*What to do*
Across the entries below, count the lines in which the word "Ejercicios" occurs. Reply with the count alone.

*Source material*
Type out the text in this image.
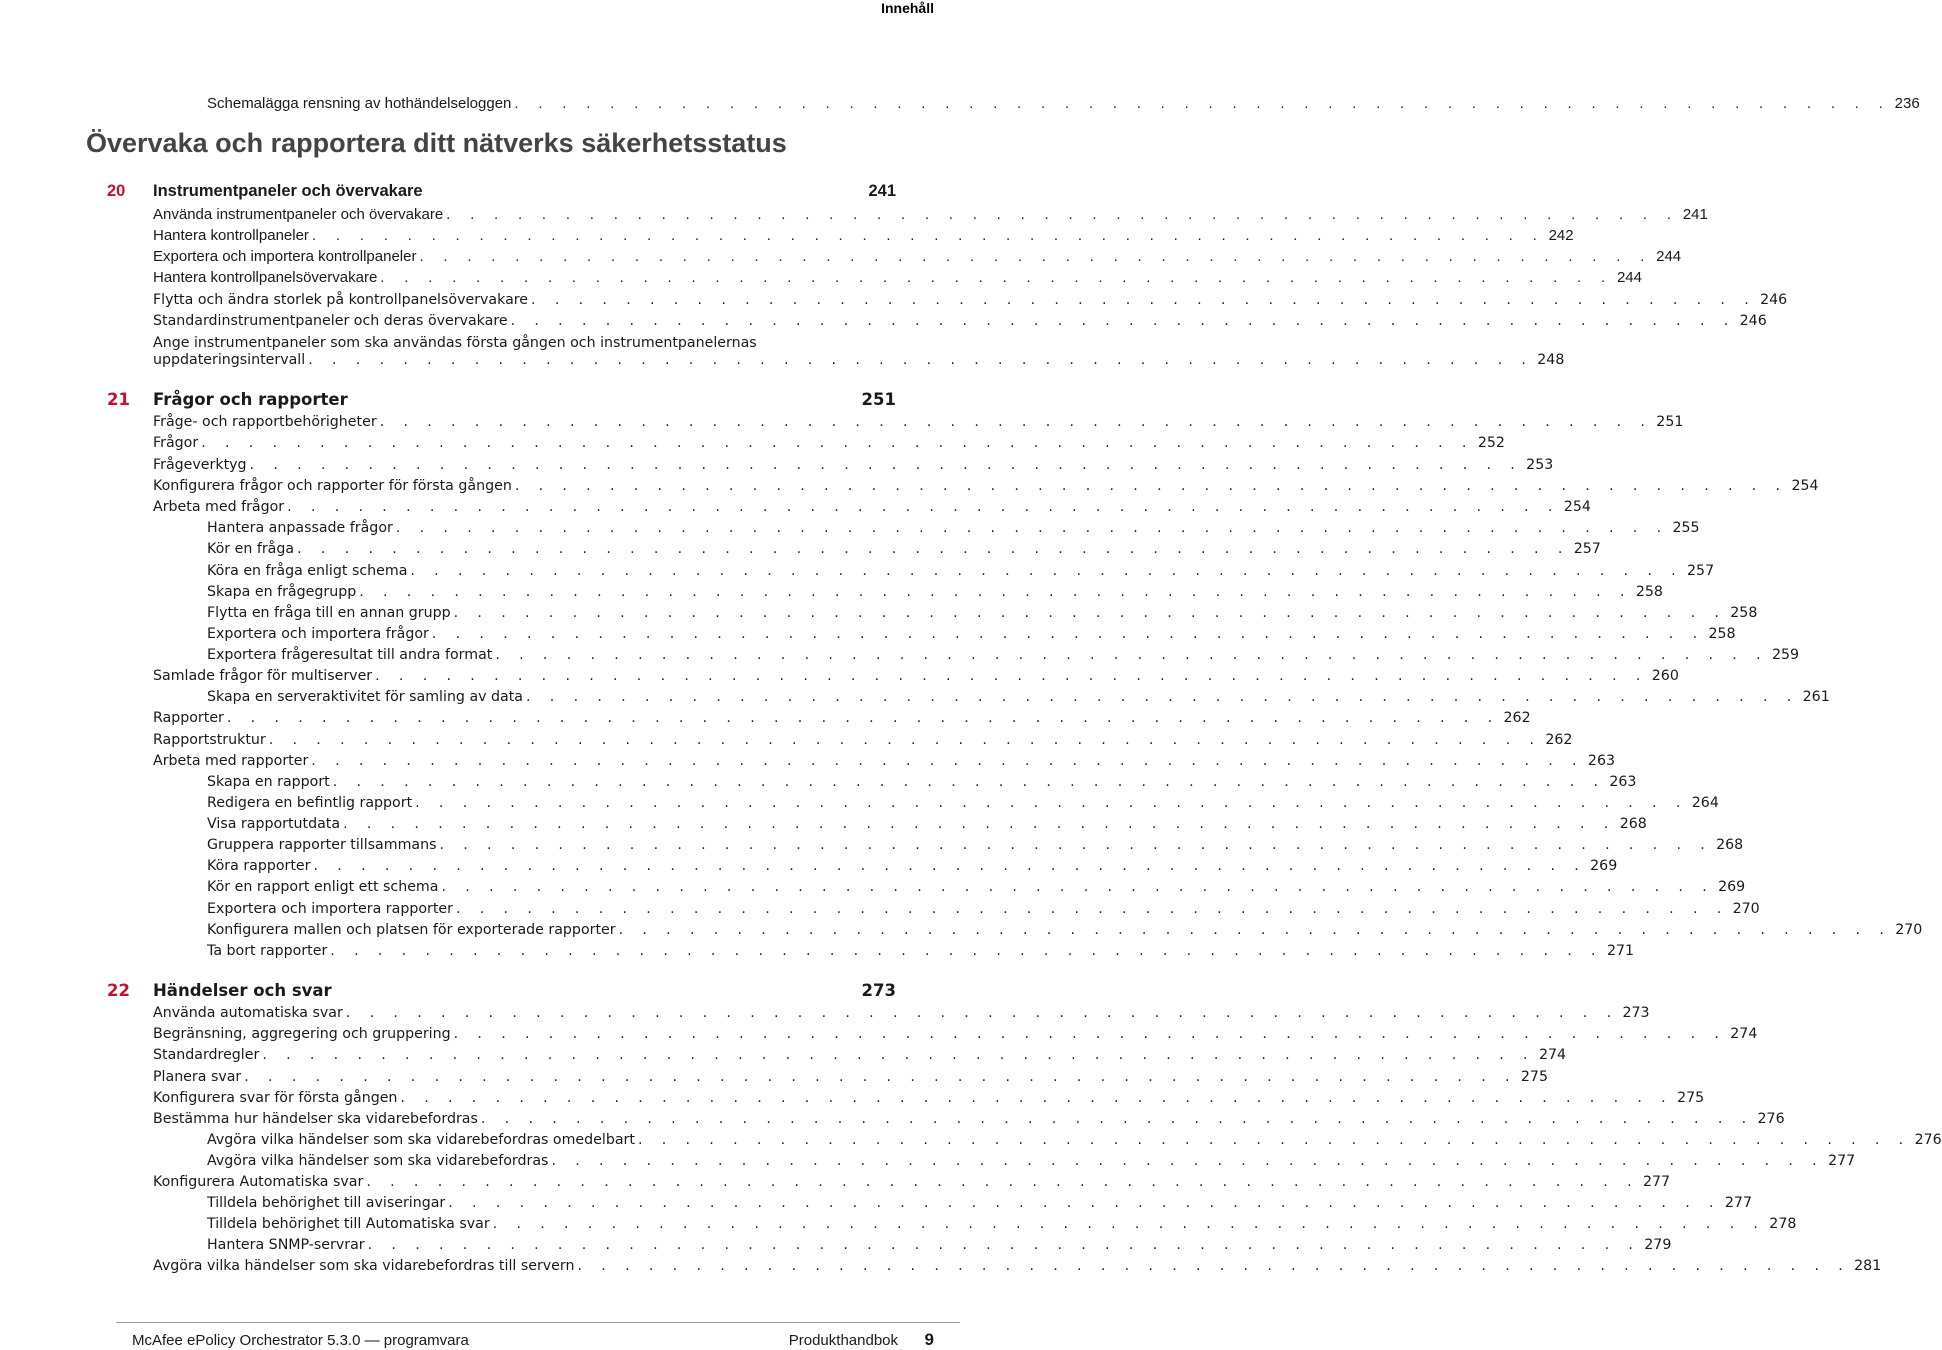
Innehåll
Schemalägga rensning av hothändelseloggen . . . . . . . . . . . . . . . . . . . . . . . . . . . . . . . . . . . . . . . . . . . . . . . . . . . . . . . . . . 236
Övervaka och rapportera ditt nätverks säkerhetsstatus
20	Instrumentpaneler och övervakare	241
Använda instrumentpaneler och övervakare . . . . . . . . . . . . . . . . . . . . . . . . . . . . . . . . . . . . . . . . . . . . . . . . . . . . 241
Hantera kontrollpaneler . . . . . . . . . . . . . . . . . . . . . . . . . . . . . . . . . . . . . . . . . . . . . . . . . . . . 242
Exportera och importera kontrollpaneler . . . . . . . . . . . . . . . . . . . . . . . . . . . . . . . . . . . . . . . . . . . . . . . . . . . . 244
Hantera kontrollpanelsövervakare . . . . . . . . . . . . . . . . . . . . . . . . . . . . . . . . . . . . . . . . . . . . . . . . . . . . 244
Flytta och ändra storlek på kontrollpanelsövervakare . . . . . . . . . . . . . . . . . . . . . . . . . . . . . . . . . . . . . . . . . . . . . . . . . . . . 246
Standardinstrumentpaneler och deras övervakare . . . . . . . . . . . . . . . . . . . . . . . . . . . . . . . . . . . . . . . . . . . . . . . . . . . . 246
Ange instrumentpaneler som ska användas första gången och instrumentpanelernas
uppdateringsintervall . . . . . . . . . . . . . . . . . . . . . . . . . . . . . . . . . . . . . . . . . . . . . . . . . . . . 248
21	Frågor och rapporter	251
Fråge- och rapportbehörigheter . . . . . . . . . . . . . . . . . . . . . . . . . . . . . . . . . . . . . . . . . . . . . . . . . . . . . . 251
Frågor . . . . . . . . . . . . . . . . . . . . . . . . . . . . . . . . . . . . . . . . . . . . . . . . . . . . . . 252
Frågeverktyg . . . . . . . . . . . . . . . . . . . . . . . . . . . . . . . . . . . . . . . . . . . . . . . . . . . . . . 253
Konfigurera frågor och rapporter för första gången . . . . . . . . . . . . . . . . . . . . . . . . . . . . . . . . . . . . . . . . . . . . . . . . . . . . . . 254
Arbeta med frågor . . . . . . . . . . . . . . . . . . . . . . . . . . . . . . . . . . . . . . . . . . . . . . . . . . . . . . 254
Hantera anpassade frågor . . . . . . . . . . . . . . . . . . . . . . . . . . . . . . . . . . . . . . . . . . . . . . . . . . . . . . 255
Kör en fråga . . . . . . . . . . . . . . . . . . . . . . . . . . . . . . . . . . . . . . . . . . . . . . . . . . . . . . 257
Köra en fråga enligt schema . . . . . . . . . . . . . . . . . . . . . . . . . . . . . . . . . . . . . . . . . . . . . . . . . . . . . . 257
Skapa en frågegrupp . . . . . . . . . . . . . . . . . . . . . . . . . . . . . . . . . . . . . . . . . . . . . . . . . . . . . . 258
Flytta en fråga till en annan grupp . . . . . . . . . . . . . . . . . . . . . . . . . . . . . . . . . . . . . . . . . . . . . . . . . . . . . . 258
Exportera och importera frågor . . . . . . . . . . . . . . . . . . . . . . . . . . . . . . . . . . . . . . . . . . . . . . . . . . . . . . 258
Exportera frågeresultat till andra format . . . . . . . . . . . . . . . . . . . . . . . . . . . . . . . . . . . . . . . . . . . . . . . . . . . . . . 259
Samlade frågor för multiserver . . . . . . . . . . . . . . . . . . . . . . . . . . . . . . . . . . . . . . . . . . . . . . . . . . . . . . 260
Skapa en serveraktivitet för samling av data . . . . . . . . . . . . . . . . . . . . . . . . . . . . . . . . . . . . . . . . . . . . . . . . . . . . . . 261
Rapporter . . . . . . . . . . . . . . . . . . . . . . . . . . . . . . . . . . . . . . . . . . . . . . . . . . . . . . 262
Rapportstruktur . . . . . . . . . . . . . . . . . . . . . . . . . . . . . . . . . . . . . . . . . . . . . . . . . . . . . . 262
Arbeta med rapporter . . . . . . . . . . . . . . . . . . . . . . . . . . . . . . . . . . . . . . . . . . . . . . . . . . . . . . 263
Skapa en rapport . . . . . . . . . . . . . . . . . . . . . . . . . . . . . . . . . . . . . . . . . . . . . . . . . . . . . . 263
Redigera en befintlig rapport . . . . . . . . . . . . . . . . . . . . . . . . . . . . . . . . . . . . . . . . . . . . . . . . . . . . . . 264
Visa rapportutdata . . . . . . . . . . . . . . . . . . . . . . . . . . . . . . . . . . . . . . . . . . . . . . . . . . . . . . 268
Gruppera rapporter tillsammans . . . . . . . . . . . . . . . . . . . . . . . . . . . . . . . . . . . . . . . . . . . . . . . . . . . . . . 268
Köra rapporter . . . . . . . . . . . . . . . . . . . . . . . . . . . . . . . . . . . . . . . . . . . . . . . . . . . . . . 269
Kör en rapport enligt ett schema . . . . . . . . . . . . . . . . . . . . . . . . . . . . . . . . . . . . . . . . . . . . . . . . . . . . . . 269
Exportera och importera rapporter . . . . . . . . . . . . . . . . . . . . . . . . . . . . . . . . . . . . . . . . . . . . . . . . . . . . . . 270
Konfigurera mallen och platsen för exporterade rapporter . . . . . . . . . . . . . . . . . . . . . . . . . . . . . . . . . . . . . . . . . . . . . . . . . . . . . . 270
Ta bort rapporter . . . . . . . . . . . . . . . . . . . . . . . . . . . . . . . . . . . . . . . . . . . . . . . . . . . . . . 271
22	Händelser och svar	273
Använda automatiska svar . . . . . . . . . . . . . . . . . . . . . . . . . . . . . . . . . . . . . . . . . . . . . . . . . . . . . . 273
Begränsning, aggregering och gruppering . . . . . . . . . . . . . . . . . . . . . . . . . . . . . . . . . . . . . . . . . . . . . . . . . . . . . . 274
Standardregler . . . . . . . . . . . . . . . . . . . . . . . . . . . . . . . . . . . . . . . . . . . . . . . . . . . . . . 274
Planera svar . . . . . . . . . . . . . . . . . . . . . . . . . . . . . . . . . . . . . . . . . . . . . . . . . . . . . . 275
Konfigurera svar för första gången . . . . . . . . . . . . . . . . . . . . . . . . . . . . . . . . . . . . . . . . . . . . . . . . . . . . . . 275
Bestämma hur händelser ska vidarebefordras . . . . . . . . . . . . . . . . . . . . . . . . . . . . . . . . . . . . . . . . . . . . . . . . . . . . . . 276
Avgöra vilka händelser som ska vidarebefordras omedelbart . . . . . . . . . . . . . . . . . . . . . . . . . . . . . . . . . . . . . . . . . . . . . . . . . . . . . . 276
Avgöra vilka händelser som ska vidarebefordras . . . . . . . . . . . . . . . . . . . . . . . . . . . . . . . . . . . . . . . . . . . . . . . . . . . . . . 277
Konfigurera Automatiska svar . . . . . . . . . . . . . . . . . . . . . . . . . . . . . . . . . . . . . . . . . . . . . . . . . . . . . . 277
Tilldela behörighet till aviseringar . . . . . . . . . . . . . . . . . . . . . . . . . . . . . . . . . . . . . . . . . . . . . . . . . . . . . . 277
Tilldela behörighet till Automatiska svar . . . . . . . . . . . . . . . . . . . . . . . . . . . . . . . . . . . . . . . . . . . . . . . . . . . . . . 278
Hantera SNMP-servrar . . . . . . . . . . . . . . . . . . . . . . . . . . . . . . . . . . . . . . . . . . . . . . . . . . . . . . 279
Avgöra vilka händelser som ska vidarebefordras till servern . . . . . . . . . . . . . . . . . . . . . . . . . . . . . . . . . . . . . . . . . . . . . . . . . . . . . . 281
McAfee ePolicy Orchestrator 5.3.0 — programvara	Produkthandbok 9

==

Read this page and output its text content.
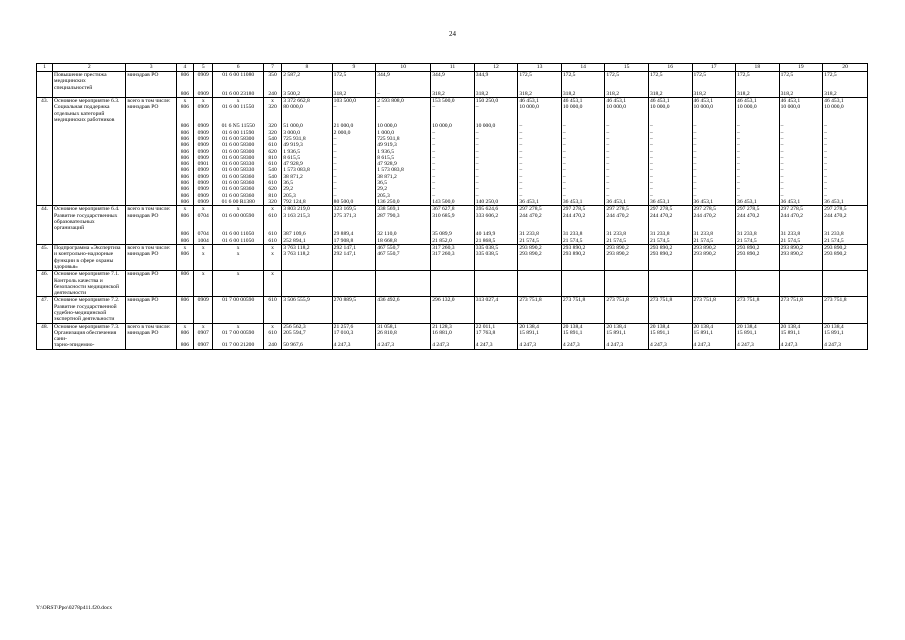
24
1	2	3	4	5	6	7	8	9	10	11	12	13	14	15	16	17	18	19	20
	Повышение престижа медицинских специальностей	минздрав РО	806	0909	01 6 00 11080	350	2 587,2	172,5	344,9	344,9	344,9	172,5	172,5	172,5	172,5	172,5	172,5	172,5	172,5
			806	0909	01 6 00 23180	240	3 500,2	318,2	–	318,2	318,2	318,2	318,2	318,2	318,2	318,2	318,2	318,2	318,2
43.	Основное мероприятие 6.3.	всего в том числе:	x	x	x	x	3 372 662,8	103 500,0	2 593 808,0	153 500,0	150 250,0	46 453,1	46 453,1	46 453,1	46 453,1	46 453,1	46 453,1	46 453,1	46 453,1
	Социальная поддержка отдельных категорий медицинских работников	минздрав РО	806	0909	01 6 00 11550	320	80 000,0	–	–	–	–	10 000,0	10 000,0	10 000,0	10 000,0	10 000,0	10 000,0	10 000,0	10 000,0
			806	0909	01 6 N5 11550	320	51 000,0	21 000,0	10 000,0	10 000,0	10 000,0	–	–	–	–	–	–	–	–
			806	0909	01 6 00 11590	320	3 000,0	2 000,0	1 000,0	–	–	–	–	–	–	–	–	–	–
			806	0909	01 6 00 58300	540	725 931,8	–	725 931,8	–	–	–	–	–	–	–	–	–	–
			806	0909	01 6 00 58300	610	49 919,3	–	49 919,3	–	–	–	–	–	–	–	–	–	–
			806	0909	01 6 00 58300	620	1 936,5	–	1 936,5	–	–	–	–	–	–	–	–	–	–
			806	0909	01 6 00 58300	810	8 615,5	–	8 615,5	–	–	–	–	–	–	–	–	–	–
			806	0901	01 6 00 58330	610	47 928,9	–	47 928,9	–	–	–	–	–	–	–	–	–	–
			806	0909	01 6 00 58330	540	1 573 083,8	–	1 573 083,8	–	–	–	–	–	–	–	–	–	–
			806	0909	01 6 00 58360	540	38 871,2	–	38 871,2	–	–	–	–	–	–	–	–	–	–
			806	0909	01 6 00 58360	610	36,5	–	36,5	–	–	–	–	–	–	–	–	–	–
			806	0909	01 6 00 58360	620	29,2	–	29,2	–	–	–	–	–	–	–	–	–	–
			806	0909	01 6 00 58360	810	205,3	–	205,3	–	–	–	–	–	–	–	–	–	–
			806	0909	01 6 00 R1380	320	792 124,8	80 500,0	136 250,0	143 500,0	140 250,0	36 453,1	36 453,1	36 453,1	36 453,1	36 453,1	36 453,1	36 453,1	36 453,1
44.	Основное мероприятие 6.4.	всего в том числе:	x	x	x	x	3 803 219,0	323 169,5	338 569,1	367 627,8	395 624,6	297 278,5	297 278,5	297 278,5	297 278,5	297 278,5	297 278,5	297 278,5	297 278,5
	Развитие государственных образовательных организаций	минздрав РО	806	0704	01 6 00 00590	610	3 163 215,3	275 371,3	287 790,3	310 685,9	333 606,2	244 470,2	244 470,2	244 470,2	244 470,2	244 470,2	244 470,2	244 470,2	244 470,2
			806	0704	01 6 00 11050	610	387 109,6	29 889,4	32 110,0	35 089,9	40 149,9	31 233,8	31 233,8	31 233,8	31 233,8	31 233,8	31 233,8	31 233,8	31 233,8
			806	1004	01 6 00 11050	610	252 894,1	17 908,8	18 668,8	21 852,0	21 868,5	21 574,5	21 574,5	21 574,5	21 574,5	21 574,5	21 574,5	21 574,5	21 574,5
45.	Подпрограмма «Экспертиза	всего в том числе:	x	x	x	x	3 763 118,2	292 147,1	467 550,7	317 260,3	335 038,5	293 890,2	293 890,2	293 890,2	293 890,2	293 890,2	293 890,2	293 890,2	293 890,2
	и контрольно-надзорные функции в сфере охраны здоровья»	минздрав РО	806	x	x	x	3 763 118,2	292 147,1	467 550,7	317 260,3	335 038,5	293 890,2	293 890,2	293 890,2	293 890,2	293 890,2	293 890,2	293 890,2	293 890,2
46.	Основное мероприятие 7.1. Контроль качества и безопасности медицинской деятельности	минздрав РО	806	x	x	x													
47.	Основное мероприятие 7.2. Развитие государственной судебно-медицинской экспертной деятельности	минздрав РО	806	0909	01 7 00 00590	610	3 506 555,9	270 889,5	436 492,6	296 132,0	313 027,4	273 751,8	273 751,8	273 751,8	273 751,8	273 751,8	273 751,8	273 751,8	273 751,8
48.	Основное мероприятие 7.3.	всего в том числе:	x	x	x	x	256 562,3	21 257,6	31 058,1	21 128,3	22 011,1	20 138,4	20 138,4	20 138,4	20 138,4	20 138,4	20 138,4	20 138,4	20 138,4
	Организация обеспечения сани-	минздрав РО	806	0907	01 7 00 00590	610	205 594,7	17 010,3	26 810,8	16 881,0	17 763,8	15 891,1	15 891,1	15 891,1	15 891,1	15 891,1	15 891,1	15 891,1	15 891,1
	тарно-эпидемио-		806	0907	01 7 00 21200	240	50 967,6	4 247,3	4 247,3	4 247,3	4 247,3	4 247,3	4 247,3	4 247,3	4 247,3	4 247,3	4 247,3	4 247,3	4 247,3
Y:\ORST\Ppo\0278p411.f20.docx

--

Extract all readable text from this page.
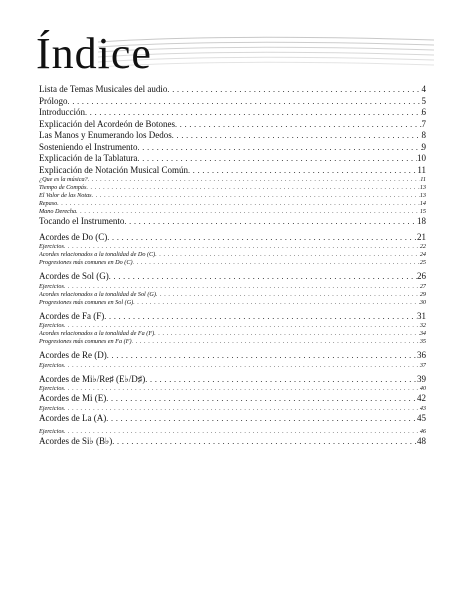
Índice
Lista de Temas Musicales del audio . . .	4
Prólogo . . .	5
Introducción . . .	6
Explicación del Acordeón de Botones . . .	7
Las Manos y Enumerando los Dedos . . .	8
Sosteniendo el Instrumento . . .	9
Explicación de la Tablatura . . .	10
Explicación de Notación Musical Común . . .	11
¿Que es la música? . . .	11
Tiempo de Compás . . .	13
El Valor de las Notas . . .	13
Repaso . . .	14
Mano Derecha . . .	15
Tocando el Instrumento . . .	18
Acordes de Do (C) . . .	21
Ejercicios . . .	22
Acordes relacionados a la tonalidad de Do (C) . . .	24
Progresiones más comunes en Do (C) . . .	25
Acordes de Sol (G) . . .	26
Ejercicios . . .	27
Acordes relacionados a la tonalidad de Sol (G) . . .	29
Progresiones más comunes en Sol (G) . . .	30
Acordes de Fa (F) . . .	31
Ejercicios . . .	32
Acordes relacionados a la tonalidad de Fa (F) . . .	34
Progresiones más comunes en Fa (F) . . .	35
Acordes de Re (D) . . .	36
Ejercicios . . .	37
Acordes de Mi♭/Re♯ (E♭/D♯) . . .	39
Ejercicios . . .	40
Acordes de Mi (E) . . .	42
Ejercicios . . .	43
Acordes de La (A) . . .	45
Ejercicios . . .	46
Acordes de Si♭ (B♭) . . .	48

*Output for this task*
7